[Entries start]

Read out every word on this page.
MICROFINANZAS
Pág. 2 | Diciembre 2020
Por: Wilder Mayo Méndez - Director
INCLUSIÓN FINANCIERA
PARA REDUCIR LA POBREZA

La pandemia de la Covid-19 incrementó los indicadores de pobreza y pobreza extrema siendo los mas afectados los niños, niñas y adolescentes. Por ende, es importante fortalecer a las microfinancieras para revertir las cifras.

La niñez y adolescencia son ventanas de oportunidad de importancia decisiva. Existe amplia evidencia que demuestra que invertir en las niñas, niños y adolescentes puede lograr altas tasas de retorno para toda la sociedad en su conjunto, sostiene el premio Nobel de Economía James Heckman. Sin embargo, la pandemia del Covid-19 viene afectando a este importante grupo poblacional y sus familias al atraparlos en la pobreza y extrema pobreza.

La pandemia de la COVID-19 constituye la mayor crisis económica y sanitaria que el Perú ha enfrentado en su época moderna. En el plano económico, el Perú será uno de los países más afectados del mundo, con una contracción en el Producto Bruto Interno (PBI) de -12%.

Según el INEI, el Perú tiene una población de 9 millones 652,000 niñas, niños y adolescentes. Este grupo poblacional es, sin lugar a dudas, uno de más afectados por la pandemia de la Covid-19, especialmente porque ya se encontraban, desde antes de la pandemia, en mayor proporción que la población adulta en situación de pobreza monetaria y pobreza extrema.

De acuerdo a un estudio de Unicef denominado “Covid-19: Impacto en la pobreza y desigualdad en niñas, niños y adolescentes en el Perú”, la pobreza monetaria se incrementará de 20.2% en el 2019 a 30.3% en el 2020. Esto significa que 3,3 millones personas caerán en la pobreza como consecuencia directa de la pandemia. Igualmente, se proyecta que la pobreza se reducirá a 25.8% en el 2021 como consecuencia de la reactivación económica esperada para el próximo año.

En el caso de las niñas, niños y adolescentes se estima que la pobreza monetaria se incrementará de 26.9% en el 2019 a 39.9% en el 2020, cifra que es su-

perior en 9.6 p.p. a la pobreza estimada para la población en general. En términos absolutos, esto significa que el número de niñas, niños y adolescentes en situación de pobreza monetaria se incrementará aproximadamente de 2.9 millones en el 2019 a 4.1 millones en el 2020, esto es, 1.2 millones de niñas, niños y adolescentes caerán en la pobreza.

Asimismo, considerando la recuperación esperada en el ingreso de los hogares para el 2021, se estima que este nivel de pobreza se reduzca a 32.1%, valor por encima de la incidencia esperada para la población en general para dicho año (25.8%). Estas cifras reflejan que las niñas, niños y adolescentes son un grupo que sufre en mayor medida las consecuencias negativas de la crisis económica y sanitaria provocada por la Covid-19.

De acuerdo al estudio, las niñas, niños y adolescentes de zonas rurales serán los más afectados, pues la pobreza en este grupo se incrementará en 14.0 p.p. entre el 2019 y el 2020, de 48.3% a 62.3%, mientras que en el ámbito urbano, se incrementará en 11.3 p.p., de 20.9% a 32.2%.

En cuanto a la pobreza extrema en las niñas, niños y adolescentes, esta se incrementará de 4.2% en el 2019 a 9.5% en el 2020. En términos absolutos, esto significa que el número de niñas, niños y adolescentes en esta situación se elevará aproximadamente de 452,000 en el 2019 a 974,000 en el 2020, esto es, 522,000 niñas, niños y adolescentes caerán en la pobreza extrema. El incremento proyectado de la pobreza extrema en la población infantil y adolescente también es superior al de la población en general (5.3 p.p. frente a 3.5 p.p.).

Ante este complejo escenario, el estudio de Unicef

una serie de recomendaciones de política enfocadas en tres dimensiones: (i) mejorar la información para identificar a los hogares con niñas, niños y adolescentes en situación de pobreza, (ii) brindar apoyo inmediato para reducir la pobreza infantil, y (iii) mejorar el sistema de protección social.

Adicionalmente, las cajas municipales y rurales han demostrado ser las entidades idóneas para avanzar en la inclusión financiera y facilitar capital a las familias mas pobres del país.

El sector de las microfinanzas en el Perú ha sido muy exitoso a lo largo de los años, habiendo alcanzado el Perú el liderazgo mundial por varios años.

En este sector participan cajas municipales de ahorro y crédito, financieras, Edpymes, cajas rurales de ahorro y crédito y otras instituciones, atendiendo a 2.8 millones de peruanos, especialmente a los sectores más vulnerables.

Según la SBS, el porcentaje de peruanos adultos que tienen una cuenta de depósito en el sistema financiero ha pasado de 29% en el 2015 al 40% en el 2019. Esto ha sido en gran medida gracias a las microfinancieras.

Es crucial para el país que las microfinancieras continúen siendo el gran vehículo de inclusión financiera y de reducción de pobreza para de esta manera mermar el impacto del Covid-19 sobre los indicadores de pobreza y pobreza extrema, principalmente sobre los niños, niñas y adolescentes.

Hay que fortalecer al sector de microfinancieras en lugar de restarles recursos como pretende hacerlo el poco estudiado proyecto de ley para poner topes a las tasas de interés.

[Entries end]

## Instruction
Copy out the whole listing, exactly as written.

## Task output
Read out every word on this page.
MICROFINANZAS
Pág. 2 | Diciembre 2020
Por: Wilder Mayo Méndez - Director
INCLUSIÓN FINANCIERA
PARA REDUCIR LA POBREZA

La pandemia de la Covid-19 incrementó los indicadores de pobreza y pobreza extrema siendo los mas afectados los niños, niñas y adolescentes. Por ende, es importante fortalecer a las microfinancieras para revertir las cifras.

La niñez y adolescencia son ventanas de oportunidad de importancia decisiva. Existe amplia evidencia que demuestra que invertir en las niñas, niños y adolescentes puede lograr altas tasas de retorno para toda la sociedad en su conjunto, sostiene el premio Nobel de Economía James Heckman. Sin embargo, la pandemia del Covid-19 viene afectando a este importante grupo poblacional y sus familias al atraparlos en la pobreza y extrema pobreza.

La pandemia de la COVID-19 constituye la mayor crisis económica y sanitaria que el Perú ha enfrentado en su época moderna. En el plano económico, el Perú será uno de los países más afectados del mundo, con una contracción en el Producto Bruto Interno (PBI) de -12%.

Según el INEI, el Perú tiene una población de 9 millones 652,000 niñas, niños y adolescentes. Este grupo poblacional es, sin lugar a dudas, uno de más afectados por la pandemia de la Covid-19, especialmente porque ya se encontraban, desde antes de la pandemia, en mayor proporción que la población adulta en situación de pobreza monetaria y pobreza extrema.

De acuerdo a un estudio de Unicef denominado “Covid-19: Impacto en la pobreza y desigualdad en niñas, niños y adolescentes en el Perú”, la pobreza monetaria se incrementará de 20.2% en el 2019 a 30.3% en el 2020. Esto significa que 3,3 millones personas caerán en la pobreza como consecuencia directa de la pandemia. Igualmente, se proyecta que la pobreza se reducirá a 25.8% en el 2021 como consecuencia de la reactivación económica esperada para el próximo año.

En el caso de las niñas, niños y adolescentes se estima que la pobreza monetaria se incrementará de 26.9% en el 2019 a 39.9% en el 2020, cifra que es su-

perior en 9.6 p.p. a la pobreza estimada para la población en general. En términos absolutos, esto significa que el número de niñas, niños y adolescentes en situación de pobreza monetaria se incrementará aproximadamente de 2.9 millones en el 2019 a 4.1 millones en el 2020, esto es, 1.2 millones de niñas, niños y adolescentes caerán en la pobreza.

Asimismo, considerando la recuperación esperada en el ingreso de los hogares para el 2021, se estima que este nivel de pobreza se reduzca a 32.1%, valor por encima de la incidencia esperada para la población en general para dicho año (25.8%). Estas cifras reflejan que las niñas, niños y adolescentes son un grupo que sufre en mayor medida las consecuencias negativas de la crisis económica y sanitaria provocada por la Covid-19.

De acuerdo al estudio, las niñas, niños y adolescentes de zonas rurales serán los más afectados, pues la pobreza en este grupo se incrementará en 14.0 p.p. entre el 2019 y el 2020, de 48.3% a 62.3%, mientras que en el ámbito urbano, se incrementará en 11.3 p.p., de 20.9% a 32.2%.

En cuanto a la pobreza extrema en las niñas, niños y adolescentes, esta se incrementará de 4.2% en el 2019 a 9.5% en el 2020. En términos absolutos, esto significa que el número de niñas, niños y adolescentes en esta situación se elevará aproximadamente de 452,000 en el 2019 a 974,000 en el 2020, esto es, 522,000 niñas, niños y adolescentes caerán en la pobreza extrema. El incremento proyectado de la pobreza extrema en la población infantil y adolescente también es superior al de la población en general (5.3 p.p. frente a 3.5 p.p.).

Ante este complejo escenario, el estudio de Unicef

una serie de recomendaciones de política enfocadas en tres dimensiones: (i) mejorar la información para identificar a los hogares con niñas, niños y adolescentes en situación de pobreza, (ii) brindar apoyo inmediato para reducir la pobreza infantil, y (iii) mejorar el sistema de protección social.

Adicionalmente, las cajas municipales y rurales han demostrado ser las entidades idóneas para avanzar en la inclusión financiera y facilitar capital a las familias mas pobres del país.

El sector de las microfinanzas en el Perú ha sido muy exitoso a lo largo de los años, habiendo alcanzado el Perú el liderazgo mundial por varios años.

En este sector participan cajas municipales de ahorro y crédito, financieras, Edpymes, cajas rurales de ahorro y crédito y otras instituciones, atendiendo a 2.8 millones de peruanos, especialmente a los sectores más vulnerables.

Según la SBS, el porcentaje de peruanos adultos que tienen una cuenta de depósito en el sistema financiero ha pasado de 29% en el 2015 al 40% en el 2019. Esto ha sido en gran medida gracias a las microfinancieras.

Es crucial para el país que las microfinancieras continúen siendo el gran vehículo de inclusión financiera y de reducción de pobreza para de esta manera mermar el impacto del Covid-19 sobre los indicadores de pobreza y pobreza extrema, principalmente sobre los niños, niñas y adolescentes.

Hay que fortalecer al sector de microfinancieras en lugar de restarles recursos como pretende hacerlo el poco estudiado proyecto de ley para poner topes a las tasas de interés.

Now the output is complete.